Набор упражнений
a – Ответьте на вопросы по письму:
(i) С какого числа письма следует адресовать в Петербург?
(ii) На чье попечение нужно отправлять эти письма?
(iii) Сколько длился визит отца?
b – Покажите все строки записей, в которых встречается слово "werden".

Peste soit des interruptions. Il y a eu entre cette ligne et la précédente une visite paternelle qui a duré une heure et demie et qui a mis en complète déroute toutes les belles choses que j’avais à te dire.
Ma chatte chérie, quand tu recevras cette lettre, je serai sur le point de quitter Moscou. Ainsi je préviens qu’à partir du 15 août tu feras bien de m’adresser tes lettres à Pétersbourg, en les recommandant à Stieglitz. Ici tout conspire à abréger mon séjour, et je crois que mon père lui-même tout affligé qu’il sera de me voir partir, attend avec quelque impatience le moment où il pourra s’en aller d’ici. J’ignore, combien de temps je resterai à Pétersbourg. Cela dépendra des chances que j’y rencontrerai. Dans tous les cas j’espère et je compte y avoir fini mes affaires assez tôt pour être rendu à Tegernsee bien avant l’époque que tu as fixée pour entreprendre ton voyage de Paris. Je te défends par conséqu<ent> de songer à le faire seule. En attendant, soigne bien ta santé, cette sacrée santé qui te débraie chaque instant. Mille tendresses les plus tendres à ton frère et à sa femme. Il est entendu qu’elles sont accompagnées de tant de vœux pour l’excellent résultat de la grossesse*. Mes hommages à Casimire et ajoute y, je te prie, quelque phrase spirituellement tendre que j’ai pas le temps d’élaborer. J’avais encore un volume des choses dans la plume, mais grâce à l’interruption elles s’y sont desséchées. Il n’y reste que deux baisers bien paternels pour Marie, le Herzblättchen, et un autre pour Dmitri. Tout à toi, ma chatte.

Данные
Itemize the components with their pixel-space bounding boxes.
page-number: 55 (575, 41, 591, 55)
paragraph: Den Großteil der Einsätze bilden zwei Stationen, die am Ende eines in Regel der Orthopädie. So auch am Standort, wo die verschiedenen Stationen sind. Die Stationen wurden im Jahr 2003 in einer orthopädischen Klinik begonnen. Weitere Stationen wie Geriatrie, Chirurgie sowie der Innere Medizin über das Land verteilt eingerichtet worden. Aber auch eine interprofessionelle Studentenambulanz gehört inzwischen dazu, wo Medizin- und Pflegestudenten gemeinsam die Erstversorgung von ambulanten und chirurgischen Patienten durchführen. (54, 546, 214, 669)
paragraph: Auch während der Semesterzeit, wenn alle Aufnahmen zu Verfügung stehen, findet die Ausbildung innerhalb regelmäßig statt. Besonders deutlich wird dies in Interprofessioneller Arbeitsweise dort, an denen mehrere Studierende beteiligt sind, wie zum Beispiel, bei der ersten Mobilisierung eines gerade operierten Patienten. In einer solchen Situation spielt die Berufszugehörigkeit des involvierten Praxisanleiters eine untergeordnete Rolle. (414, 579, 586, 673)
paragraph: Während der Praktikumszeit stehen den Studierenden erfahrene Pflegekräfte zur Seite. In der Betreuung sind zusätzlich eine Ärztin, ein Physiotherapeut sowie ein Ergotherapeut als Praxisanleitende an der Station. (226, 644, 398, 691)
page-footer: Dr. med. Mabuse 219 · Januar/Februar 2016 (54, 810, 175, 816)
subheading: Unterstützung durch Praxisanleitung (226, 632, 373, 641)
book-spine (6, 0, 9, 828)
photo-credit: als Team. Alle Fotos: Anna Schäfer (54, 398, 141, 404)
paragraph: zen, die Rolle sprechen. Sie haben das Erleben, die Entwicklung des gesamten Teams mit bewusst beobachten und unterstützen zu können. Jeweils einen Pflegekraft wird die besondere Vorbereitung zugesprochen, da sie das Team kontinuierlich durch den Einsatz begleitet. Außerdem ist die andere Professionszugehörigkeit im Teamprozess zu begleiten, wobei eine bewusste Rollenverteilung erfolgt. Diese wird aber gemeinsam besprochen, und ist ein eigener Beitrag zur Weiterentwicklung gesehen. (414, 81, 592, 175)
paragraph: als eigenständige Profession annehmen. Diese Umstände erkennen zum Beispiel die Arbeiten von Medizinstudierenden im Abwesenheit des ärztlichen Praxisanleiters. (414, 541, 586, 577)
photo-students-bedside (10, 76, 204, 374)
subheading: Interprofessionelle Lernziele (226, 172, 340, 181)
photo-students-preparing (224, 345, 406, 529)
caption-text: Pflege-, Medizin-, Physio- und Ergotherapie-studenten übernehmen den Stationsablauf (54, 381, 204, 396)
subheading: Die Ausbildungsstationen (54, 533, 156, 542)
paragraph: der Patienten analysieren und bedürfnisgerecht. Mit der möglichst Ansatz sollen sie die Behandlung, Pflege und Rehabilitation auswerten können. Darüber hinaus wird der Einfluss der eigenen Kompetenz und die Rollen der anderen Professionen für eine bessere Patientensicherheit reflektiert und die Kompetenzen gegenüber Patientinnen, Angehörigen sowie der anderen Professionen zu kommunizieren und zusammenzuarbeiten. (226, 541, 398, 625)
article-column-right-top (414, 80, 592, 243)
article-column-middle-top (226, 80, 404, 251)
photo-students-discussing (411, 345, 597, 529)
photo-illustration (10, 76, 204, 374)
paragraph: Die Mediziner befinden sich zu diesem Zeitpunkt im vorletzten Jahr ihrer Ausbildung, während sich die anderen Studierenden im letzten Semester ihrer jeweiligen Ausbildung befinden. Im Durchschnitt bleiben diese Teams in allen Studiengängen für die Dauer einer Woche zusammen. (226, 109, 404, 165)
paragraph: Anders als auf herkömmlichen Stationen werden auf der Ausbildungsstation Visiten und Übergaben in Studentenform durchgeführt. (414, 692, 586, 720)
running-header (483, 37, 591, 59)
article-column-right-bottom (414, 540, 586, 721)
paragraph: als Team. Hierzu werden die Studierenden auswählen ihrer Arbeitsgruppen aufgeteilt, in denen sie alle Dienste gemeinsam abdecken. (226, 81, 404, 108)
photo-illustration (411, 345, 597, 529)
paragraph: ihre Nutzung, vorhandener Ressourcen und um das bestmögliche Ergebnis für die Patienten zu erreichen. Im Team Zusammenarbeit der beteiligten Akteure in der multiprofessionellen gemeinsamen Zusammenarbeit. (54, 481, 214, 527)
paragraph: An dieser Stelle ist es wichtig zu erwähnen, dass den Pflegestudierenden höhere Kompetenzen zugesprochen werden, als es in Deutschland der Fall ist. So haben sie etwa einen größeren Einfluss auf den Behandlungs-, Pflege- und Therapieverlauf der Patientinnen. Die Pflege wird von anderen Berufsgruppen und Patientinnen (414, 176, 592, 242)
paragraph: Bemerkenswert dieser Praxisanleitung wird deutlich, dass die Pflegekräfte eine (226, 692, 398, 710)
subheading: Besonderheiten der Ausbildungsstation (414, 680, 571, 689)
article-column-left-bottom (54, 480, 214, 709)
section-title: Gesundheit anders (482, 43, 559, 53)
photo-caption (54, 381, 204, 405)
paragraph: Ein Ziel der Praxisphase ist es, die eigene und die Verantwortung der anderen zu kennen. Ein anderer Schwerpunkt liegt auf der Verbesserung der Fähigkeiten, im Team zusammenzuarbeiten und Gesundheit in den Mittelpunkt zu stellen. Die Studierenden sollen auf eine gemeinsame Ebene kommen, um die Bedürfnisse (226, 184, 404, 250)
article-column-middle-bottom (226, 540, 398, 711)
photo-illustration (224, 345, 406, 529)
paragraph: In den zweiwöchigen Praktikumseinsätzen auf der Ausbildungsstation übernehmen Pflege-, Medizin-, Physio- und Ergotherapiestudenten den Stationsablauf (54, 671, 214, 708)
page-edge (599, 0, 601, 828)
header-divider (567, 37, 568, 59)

Разбор решений
a –
(i) С 15 августа.
(ii) На попечение Штиглица (Stieglitz).
(iii) Полтора часа.

b –
paragraph: Anders als auf herkömmlichen Stationen werden auf der Ausbildungsstation Visiten und Übergaben in Studentenform durchgeführt. (414, 692, 586, 720)
paragraph: als Team. Hierzu werden die Studierenden auswählen ihrer Arbeitsgruppen aufgeteilt, in denen sie alle Dienste gemeinsam abdecken. (226, 81, 404, 108)
paragraph: An dieser Stelle ist es wichtig zu erwähnen, dass den Pflegestudierenden höhere Kompetenzen zugesprochen werden, als es in Deutschland der Fall ist. So haben sie etwa einen größeren Einfluss auf den Behandlungs-, Pflege- und Therapieverlauf der Patientinnen. Die Pflege wird von anderen Berufsgruppen und Patientinnen (414, 176, 592, 242)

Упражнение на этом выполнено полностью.